**Task requirements:**
Wherever "Held" appears in a line, copy that line.

**Exercise data:**
--

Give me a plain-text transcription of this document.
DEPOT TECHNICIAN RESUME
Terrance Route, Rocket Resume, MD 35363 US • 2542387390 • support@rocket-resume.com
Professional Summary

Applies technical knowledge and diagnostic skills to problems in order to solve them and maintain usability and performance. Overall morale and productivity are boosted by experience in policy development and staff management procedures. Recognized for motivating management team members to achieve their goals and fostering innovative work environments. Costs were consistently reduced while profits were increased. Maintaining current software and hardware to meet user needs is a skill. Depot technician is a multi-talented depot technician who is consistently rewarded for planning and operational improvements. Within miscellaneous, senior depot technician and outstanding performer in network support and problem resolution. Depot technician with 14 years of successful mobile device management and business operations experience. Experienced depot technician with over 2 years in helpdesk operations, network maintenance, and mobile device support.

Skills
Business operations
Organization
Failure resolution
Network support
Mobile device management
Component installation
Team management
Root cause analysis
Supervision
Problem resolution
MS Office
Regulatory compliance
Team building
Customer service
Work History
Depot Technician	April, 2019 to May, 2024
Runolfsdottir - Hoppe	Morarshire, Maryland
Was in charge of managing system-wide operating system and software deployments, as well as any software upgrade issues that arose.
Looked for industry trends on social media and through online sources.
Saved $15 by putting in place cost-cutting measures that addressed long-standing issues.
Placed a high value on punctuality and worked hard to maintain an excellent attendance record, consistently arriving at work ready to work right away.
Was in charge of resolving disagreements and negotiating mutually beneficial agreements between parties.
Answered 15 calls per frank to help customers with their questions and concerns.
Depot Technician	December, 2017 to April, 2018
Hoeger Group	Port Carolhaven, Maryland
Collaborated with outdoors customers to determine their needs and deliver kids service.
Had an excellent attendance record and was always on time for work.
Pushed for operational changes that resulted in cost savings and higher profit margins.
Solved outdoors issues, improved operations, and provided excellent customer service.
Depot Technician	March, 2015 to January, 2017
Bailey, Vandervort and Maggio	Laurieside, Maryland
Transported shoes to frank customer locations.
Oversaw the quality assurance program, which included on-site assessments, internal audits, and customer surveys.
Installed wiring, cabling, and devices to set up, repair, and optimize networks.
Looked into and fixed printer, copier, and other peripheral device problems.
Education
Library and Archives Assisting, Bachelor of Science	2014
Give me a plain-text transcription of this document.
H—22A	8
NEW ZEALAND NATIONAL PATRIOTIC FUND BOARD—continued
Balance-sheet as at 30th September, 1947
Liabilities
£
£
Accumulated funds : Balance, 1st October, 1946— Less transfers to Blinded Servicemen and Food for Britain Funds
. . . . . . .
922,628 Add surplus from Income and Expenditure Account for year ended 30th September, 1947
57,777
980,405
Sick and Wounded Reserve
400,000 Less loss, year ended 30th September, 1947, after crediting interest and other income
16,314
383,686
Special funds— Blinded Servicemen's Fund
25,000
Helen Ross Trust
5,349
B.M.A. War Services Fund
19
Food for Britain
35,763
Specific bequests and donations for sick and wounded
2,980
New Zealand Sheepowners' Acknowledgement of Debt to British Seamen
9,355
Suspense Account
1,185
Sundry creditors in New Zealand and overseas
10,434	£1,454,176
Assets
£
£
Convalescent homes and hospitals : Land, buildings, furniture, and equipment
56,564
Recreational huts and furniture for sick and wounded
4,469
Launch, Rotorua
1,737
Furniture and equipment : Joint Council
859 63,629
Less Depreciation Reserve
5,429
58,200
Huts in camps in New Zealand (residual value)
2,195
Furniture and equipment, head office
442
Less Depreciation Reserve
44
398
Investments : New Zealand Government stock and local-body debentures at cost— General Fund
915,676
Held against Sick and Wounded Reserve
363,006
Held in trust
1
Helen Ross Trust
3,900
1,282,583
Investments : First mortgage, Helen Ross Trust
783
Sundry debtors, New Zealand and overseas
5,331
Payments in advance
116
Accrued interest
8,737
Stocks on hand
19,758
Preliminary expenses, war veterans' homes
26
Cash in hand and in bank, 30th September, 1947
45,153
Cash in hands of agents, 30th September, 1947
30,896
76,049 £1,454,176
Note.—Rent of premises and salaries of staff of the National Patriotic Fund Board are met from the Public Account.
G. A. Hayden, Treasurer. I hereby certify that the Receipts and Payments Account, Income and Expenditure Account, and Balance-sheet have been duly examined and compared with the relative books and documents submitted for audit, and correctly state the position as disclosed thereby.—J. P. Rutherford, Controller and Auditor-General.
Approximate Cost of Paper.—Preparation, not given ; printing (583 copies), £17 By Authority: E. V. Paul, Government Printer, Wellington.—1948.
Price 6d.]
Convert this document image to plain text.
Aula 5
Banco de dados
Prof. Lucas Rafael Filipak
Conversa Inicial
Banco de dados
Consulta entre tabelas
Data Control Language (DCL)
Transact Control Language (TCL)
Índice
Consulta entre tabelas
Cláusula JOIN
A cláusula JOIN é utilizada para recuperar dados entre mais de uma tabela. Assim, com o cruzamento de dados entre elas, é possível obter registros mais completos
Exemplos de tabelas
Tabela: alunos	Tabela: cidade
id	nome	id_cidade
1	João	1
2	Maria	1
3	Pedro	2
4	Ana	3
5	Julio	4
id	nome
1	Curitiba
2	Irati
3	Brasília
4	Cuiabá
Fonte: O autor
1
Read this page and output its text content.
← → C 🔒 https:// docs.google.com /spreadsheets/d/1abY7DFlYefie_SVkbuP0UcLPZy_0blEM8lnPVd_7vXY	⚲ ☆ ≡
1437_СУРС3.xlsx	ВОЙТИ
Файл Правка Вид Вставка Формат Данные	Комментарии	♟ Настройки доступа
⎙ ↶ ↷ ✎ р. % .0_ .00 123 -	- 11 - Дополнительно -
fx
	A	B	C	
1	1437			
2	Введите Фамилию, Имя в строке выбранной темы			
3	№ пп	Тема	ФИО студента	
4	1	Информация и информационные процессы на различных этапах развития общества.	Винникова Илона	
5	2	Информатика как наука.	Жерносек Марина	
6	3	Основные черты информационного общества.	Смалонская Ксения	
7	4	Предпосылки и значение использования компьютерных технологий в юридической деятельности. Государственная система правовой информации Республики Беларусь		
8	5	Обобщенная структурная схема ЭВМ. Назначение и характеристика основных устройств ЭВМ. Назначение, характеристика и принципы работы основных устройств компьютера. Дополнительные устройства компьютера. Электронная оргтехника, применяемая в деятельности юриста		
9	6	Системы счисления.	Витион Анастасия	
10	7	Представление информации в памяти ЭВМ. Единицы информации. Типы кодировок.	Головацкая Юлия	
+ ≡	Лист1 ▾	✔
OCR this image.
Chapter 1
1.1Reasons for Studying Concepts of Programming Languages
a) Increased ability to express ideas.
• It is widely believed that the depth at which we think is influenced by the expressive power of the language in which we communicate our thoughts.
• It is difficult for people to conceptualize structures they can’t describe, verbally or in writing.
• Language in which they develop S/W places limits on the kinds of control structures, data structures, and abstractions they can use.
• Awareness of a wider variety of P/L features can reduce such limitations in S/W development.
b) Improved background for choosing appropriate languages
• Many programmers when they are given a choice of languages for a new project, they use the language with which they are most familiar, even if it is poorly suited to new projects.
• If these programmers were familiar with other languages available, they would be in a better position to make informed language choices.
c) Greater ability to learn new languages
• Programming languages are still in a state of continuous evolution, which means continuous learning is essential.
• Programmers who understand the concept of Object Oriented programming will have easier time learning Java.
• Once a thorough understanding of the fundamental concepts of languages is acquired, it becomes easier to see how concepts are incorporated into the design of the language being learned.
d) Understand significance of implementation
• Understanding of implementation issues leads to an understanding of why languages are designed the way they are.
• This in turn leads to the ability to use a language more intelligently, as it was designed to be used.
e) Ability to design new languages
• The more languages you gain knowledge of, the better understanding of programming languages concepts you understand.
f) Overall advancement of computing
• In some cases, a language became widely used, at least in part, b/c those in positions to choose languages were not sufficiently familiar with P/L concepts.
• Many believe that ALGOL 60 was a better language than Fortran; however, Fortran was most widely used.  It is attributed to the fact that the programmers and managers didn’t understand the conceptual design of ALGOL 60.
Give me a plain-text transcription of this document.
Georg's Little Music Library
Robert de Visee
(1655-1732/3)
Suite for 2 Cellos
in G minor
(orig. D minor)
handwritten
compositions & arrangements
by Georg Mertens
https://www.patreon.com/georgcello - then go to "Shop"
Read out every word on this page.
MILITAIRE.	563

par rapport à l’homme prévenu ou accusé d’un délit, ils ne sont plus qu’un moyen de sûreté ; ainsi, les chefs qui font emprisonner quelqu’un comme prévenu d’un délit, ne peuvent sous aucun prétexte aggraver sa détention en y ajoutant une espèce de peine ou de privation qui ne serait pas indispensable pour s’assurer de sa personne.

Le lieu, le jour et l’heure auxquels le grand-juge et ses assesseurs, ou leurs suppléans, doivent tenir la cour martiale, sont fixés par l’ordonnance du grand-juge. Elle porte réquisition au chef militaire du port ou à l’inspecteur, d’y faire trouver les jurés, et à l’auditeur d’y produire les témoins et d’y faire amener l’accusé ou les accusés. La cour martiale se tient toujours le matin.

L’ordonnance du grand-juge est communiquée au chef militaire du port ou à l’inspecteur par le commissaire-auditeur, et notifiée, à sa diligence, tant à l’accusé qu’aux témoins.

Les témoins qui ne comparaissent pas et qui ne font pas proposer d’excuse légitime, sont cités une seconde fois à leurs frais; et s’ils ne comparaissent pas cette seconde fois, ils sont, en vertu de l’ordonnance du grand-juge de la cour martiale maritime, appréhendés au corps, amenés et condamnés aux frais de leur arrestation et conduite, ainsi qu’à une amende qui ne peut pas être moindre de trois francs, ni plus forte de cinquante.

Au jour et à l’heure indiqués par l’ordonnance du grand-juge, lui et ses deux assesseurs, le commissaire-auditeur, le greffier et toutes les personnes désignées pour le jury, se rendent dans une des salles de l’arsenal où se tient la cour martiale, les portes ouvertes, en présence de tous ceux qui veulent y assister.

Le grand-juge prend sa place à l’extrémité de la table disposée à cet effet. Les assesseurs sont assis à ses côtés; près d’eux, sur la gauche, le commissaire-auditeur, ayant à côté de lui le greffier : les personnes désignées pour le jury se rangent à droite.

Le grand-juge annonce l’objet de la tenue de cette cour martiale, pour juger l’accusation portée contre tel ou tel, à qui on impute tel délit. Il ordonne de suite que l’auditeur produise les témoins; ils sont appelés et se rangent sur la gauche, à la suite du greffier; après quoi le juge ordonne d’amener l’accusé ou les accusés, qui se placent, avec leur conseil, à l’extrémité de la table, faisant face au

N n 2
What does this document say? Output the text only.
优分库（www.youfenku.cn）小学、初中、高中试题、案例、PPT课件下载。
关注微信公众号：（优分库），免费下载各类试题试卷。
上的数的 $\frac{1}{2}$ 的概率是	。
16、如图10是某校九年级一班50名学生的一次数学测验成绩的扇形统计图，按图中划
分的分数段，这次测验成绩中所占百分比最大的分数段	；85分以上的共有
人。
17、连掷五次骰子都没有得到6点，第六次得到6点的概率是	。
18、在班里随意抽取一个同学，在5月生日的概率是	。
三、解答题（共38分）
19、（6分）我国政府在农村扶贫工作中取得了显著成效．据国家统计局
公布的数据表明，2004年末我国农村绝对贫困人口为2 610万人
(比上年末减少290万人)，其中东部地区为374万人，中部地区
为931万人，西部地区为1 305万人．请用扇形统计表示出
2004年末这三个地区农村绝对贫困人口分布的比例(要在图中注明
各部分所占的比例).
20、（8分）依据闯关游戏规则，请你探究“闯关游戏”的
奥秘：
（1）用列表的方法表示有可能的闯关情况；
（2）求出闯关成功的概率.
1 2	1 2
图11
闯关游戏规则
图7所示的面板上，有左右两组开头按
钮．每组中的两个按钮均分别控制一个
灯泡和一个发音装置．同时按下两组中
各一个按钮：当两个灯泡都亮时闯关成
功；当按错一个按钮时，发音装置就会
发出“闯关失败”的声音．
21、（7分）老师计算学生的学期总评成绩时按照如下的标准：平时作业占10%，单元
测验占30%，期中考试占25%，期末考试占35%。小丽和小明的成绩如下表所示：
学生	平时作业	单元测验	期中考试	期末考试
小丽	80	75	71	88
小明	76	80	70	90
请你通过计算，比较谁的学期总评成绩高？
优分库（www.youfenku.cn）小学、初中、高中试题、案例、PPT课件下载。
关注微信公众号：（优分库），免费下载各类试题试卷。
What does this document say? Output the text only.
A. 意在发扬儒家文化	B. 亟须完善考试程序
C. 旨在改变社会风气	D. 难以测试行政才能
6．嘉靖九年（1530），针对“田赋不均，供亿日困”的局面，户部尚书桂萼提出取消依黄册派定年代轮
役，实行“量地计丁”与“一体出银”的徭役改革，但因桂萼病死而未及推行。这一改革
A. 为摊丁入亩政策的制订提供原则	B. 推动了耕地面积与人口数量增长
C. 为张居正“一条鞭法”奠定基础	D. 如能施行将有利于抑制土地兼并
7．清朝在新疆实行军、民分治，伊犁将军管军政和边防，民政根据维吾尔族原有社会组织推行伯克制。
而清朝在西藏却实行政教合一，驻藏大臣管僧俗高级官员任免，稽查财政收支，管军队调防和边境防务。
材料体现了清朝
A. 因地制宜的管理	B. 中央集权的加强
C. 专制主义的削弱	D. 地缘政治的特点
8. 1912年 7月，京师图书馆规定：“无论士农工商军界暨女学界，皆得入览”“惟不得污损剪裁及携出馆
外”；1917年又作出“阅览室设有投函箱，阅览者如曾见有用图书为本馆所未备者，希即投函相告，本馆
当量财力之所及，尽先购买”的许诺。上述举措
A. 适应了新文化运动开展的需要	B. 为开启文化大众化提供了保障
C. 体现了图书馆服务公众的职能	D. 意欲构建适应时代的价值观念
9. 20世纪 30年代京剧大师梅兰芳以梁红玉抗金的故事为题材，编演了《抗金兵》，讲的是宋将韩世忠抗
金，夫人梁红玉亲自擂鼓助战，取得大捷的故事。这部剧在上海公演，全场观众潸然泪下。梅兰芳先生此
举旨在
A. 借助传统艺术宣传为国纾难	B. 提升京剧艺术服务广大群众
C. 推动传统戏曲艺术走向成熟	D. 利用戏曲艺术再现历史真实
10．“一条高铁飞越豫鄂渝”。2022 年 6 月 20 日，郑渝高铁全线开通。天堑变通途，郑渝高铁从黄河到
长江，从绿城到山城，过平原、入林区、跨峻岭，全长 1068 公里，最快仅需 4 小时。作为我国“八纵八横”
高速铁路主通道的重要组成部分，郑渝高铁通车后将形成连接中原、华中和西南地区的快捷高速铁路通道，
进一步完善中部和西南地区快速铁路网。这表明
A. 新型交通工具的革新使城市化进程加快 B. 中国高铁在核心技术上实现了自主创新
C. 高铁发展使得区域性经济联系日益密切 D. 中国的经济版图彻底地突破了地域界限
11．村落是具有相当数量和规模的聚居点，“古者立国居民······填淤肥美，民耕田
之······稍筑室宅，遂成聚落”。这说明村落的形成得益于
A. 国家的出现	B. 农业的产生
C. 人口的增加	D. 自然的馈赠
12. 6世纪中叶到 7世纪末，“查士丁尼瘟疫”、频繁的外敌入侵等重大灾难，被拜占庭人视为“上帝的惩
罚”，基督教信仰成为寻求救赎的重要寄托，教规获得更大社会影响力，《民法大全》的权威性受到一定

--

**Answer to this problem:**
Held against Sick and Wounded Reserve
Held in trust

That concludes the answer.